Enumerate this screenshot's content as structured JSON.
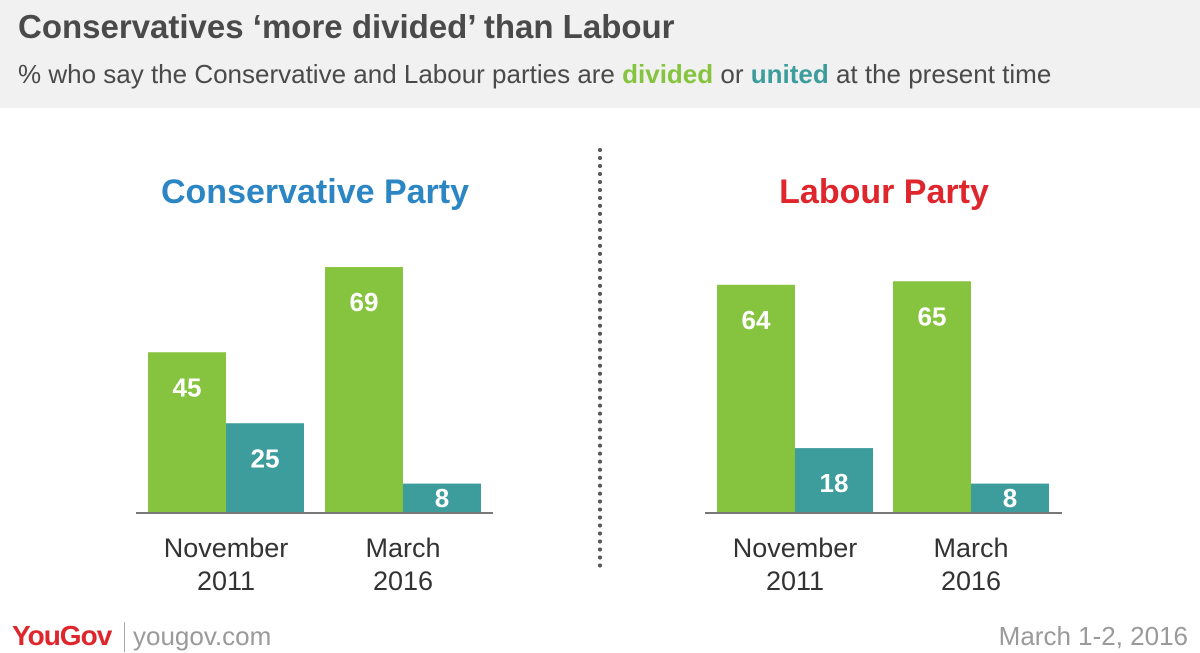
{
  "header": {
    "title": "Conservatives ‘more divided’ than Labour",
    "subtitle_prefix": "% who say the Conservative and Labour parties are ",
    "subtitle_divided": "divided",
    "subtitle_or": " or ",
    "subtitle_united": "united",
    "subtitle_suffix": " at the present time"
  },
  "colors": {
    "divided": "#86c440",
    "united": "#3d9c9c",
    "conservative": "#2d86c4",
    "labour": "#e0262d",
    "header_bg": "#f1f1f1",
    "brand": "#e0262d"
  },
  "chart_data": [
    {
      "type": "bar",
      "title": "Conservative Party",
      "categories": [
        [
          "November",
          "2011"
        ],
        [
          "March",
          "2016"
        ]
      ],
      "series": [
        {
          "name": "divided",
          "values": [
            45,
            69
          ]
        },
        {
          "name": "united",
          "values": [
            25,
            8
          ]
        }
      ],
      "ylim": [
        0,
        100
      ],
      "grid": false,
      "legend": "subtitle"
    },
    {
      "type": "bar",
      "title": "Labour Party",
      "categories": [
        [
          "November",
          "2011"
        ],
        [
          "March",
          "2016"
        ]
      ],
      "series": [
        {
          "name": "divided",
          "values": [
            64,
            65
          ]
        },
        {
          "name": "united",
          "values": [
            18,
            8
          ]
        }
      ],
      "ylim": [
        0,
        100
      ],
      "grid": false,
      "legend": "subtitle"
    }
  ],
  "footer": {
    "logo": "YouGov",
    "site": "yougov.com",
    "date": "March 1-2, 2016"
  }
}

____________________

▶ _WHAT TO DO_
Each record should be quoted exactly, with the images omitted.

▶ _WRITTEN ANSWER_
Enumerate this screenshot's content as structured JSON.
{
  "header": {
    "title": "Conservatives ‘more divided’ than Labour",
    "subtitle_prefix": "% who say the Conservative and Labour parties are ",
    "subtitle_divided": "divided",
    "subtitle_or": " or ",
    "subtitle_united": "united",
    "subtitle_suffix": " at the present time"
  },
  "colors": {
    "divided": "#86c440",
    "united": "#3d9c9c",
    "conservative": "#2d86c4",
    "labour": "#e0262d",
    "header_bg": "#f1f1f1",
    "brand": "#e0262d"
  },
  "chart_data": [
    {
      "type": "bar",
      "title": "Conservative Party",
      "categories": [
        [
          "November",
          "2011"
        ],
        [
          "March",
          "2016"
        ]
      ],
      "series": [
        {
          "name": "divided",
          "values": [
            45,
            69
          ]
        },
        {
          "name": "united",
          "values": [
            25,
            8
          ]
        }
      ],
      "ylim": [
        0,
        100
      ],
      "grid": false,
      "legend": "subtitle"
    },
    {
      "type": "bar",
      "title": "Labour Party",
      "categories": [
        [
          "November",
          "2011"
        ],
        [
          "March",
          "2016"
        ]
      ],
      "series": [
        {
          "name": "divided",
          "values": [
            64,
            65
          ]
        },
        {
          "name": "united",
          "values": [
            18,
            8
          ]
        }
      ],
      "ylim": [
        0,
        100
      ],
      "grid": false,
      "legend": "subtitle"
    }
  ],
  "footer": {
    "logo": "YouGov",
    "site": "yougov.com",
    "date": "March 1-2, 2016"
  }
}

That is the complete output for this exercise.